Directions for this task —
Scan the records for the word "subjected". Copy each line that includes it.

^^^^

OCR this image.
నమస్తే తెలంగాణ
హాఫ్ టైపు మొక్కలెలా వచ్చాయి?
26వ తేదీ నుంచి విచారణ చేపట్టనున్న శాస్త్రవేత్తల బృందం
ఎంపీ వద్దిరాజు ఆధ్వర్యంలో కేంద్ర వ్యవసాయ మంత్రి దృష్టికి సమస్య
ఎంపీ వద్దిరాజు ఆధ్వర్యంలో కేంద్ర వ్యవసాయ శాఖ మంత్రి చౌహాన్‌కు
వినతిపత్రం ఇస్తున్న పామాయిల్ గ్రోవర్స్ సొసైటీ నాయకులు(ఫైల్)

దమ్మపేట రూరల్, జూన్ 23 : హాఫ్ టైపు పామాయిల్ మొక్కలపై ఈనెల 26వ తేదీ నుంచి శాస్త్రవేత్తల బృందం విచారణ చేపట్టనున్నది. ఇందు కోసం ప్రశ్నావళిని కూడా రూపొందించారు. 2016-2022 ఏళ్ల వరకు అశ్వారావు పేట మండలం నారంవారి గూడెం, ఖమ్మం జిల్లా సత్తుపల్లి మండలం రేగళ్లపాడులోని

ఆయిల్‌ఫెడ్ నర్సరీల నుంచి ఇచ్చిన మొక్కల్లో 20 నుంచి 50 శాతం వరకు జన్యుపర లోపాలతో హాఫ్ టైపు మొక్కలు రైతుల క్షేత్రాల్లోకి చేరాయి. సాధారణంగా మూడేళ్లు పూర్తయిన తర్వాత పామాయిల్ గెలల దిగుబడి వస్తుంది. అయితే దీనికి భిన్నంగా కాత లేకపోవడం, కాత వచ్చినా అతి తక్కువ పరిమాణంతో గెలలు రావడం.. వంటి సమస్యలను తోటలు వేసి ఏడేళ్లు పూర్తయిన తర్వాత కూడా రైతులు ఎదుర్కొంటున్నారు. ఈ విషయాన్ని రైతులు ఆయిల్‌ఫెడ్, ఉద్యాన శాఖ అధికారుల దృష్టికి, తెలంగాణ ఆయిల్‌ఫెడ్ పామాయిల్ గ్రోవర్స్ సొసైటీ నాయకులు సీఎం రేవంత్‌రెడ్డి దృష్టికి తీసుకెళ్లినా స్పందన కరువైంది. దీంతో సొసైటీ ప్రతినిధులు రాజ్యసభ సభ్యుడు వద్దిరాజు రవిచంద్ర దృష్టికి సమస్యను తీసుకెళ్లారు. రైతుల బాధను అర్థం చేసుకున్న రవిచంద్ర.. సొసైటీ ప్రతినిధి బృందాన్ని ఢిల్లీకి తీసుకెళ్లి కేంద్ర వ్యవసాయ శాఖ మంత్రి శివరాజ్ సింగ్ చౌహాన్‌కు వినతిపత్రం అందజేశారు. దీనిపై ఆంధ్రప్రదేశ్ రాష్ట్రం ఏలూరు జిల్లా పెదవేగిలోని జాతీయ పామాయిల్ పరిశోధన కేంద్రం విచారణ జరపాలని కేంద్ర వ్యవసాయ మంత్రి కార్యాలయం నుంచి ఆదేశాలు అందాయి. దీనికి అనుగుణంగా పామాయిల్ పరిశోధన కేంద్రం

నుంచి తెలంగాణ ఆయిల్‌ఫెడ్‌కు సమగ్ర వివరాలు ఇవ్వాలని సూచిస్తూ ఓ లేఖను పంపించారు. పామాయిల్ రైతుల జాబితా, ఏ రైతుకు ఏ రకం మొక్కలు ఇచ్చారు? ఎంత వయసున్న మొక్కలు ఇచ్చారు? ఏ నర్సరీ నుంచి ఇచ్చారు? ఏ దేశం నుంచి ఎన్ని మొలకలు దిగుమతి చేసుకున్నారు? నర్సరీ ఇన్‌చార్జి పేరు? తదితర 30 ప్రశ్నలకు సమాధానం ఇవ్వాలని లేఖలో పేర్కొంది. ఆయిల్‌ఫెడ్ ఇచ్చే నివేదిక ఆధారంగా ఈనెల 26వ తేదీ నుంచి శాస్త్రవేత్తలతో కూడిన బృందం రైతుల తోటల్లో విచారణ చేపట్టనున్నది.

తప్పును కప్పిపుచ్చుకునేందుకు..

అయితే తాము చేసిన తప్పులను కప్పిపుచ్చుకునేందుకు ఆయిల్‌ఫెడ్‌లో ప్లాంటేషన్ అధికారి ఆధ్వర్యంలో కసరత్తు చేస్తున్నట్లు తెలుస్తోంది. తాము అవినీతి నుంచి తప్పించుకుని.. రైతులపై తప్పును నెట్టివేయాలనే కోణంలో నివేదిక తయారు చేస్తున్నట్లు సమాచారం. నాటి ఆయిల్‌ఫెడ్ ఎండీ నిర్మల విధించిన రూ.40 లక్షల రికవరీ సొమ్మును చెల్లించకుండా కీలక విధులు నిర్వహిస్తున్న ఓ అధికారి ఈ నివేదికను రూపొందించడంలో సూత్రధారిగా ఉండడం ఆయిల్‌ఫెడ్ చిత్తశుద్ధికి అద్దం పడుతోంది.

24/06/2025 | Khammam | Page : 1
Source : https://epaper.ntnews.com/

^^^^

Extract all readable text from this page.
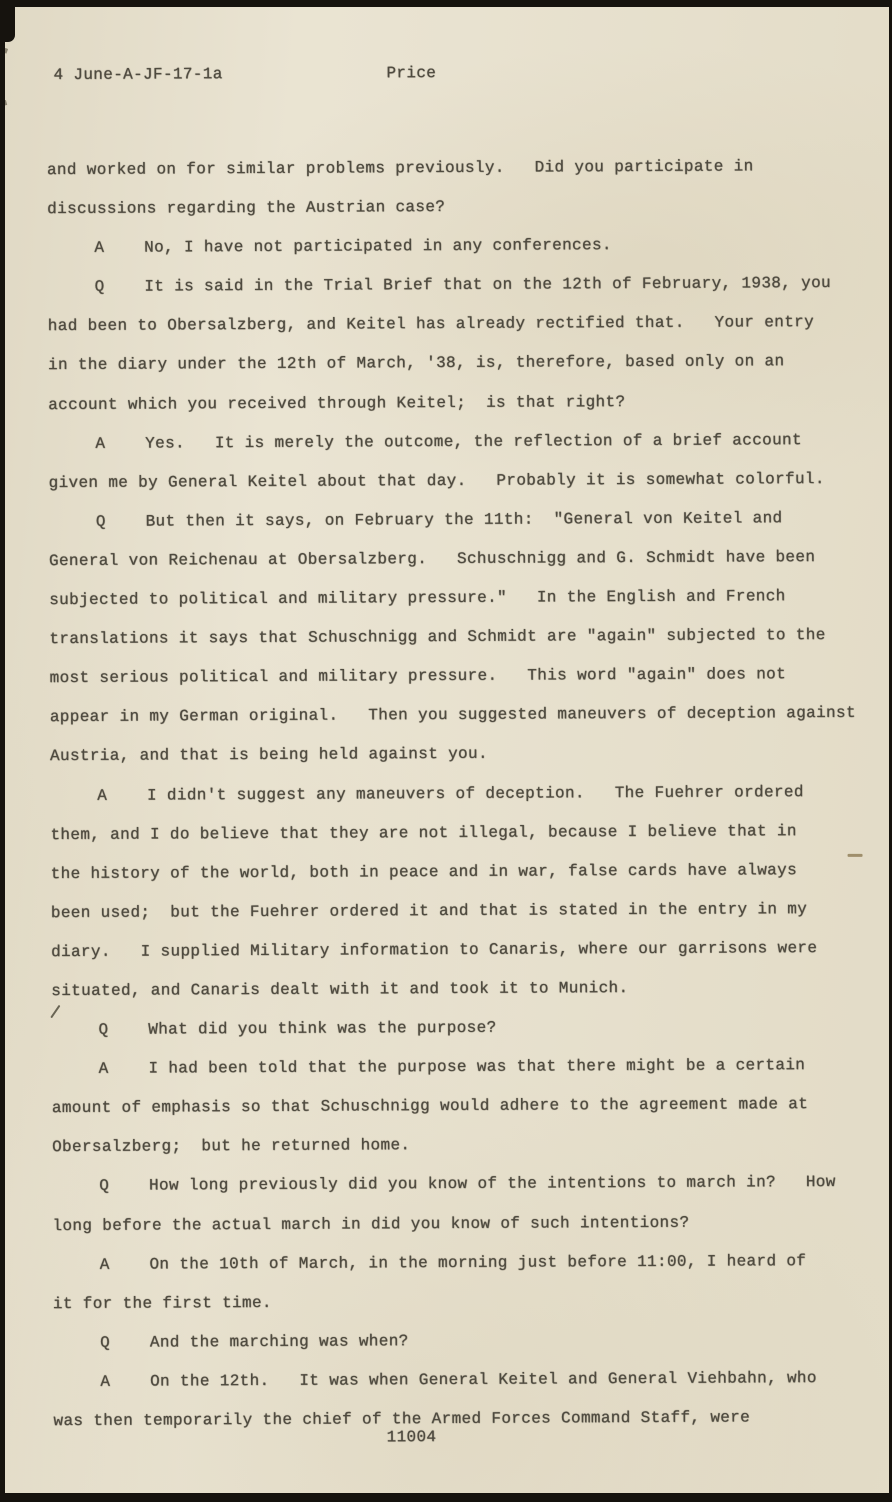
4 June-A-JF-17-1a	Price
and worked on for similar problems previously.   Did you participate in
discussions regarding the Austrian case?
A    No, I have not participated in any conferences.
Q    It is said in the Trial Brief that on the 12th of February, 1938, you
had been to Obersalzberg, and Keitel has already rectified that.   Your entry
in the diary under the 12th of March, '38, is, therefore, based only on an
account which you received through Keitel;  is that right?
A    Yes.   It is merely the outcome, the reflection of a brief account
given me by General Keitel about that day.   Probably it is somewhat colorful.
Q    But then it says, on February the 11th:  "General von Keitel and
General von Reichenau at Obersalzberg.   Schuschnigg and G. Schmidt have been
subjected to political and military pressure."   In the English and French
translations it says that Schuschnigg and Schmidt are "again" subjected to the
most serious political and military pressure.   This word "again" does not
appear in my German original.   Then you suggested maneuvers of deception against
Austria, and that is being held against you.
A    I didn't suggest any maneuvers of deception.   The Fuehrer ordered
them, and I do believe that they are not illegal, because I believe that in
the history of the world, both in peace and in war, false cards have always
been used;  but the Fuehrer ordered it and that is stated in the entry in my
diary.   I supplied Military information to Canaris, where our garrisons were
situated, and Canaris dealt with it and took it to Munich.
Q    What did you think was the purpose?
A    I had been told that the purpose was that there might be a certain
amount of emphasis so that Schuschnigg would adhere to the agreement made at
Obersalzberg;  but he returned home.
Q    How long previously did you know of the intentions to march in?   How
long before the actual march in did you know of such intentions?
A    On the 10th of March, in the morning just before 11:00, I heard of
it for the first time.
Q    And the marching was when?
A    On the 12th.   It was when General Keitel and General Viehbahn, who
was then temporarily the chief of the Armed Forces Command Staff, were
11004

^^^^

Task output —
subjected to political and military pressure."   In the English and French
translations it says that Schuschnigg and Schmidt are "again" subjected to the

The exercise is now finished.